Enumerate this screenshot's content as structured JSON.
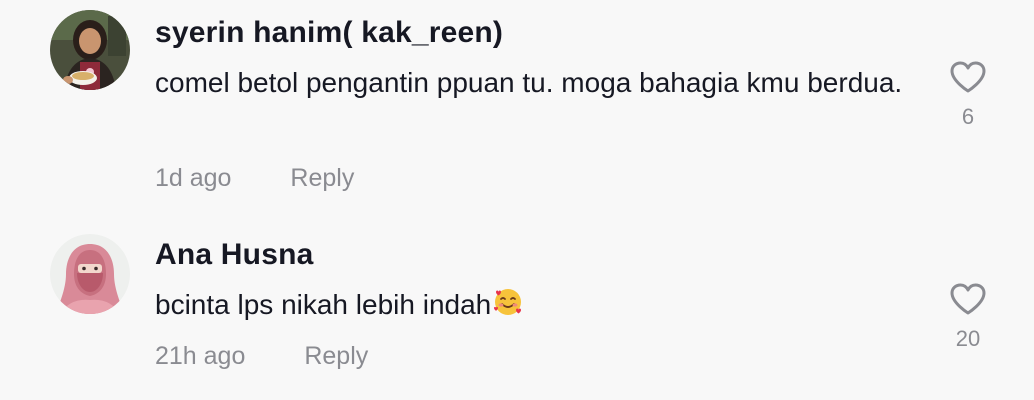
{
  "comments": [
    {
      "username": "syerin hanim( kak_reen)",
      "text": "comel betol pengantin ppuan tu. moga bahagia kmu berdua.",
      "time": "1d ago",
      "reply_label": "Reply",
      "like_count": "6",
      "avatar_icon": "user-photo-avatar"
    },
    {
      "username": "Ana Husna",
      "text": "bcinta lps nikah lebih indah",
      "emoji": "smiling-face-with-hearts",
      "time": "21h ago",
      "reply_label": "Reply",
      "like_count": "20",
      "avatar_icon": "hijab-illustration-avatar"
    }
  ],
  "colors": {
    "background": "#f8f8f8",
    "primary_text": "#161823",
    "secondary_text": "#8a8b91"
  }
}
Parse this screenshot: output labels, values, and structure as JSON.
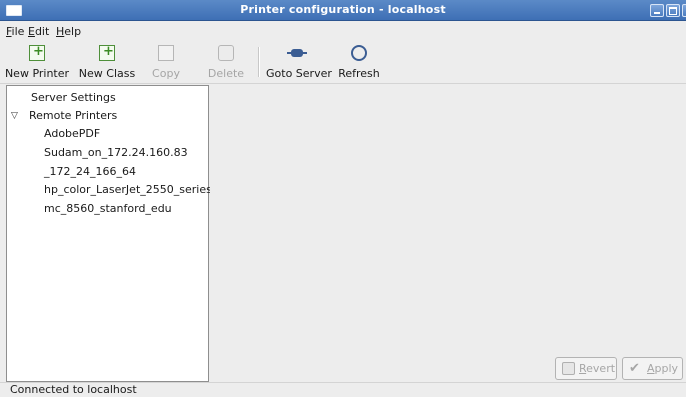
{
  "window": {
    "title": "Printer configuration - localhost"
  },
  "menubar": {
    "file": {
      "mnemonic": "F",
      "rest": "ile"
    },
    "edit": {
      "mnemonic": "E",
      "rest": "dit"
    },
    "help": {
      "mnemonic": "H",
      "rest": "elp"
    }
  },
  "toolbar": {
    "new_printer": {
      "label": "New Printer",
      "icon": "new-printer-icon",
      "enabled": true
    },
    "new_class": {
      "label": "New Class",
      "icon": "new-class-icon",
      "enabled": true
    },
    "copy": {
      "label": "Copy",
      "icon": "copy-icon",
      "enabled": false
    },
    "delete": {
      "label": "Delete",
      "icon": "delete-icon",
      "enabled": false
    },
    "goto_server": {
      "label": "Goto Server",
      "icon": "server-connect-icon",
      "enabled": true
    },
    "refresh": {
      "label": "Refresh",
      "icon": "refresh-icon",
      "enabled": true
    }
  },
  "tree": {
    "server_settings": "Server Settings",
    "remote_printers": {
      "label": "Remote Printers",
      "expanded": true,
      "children": [
        "AdobePDF",
        "Sudam_on_172.24.160.83",
        "_172_24_166_64",
        "hp_color_LaserJet_2550_series",
        "mc_8560_stanford_edu"
      ]
    }
  },
  "buttons": {
    "revert": {
      "mnemonic": "R",
      "rest": "evert",
      "enabled": false
    },
    "apply": {
      "mnemonic": "A",
      "rest": "pply",
      "enabled": false
    }
  },
  "statusbar": {
    "text": "Connected to localhost"
  },
  "colors": {
    "titlebar": "#4a7bbd",
    "window_bg": "#ededed",
    "disabled_text": "#a5a5a5"
  }
}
==================================================
■ Task directions ■
Check every line for "mnemonic" and show the ones that have it.

■ Reply ■
      "mnemonic": "F",
      "mnemonic": "E",
      "mnemonic": "H",
      "mnemonic": "R",
      "mnemonic": "A",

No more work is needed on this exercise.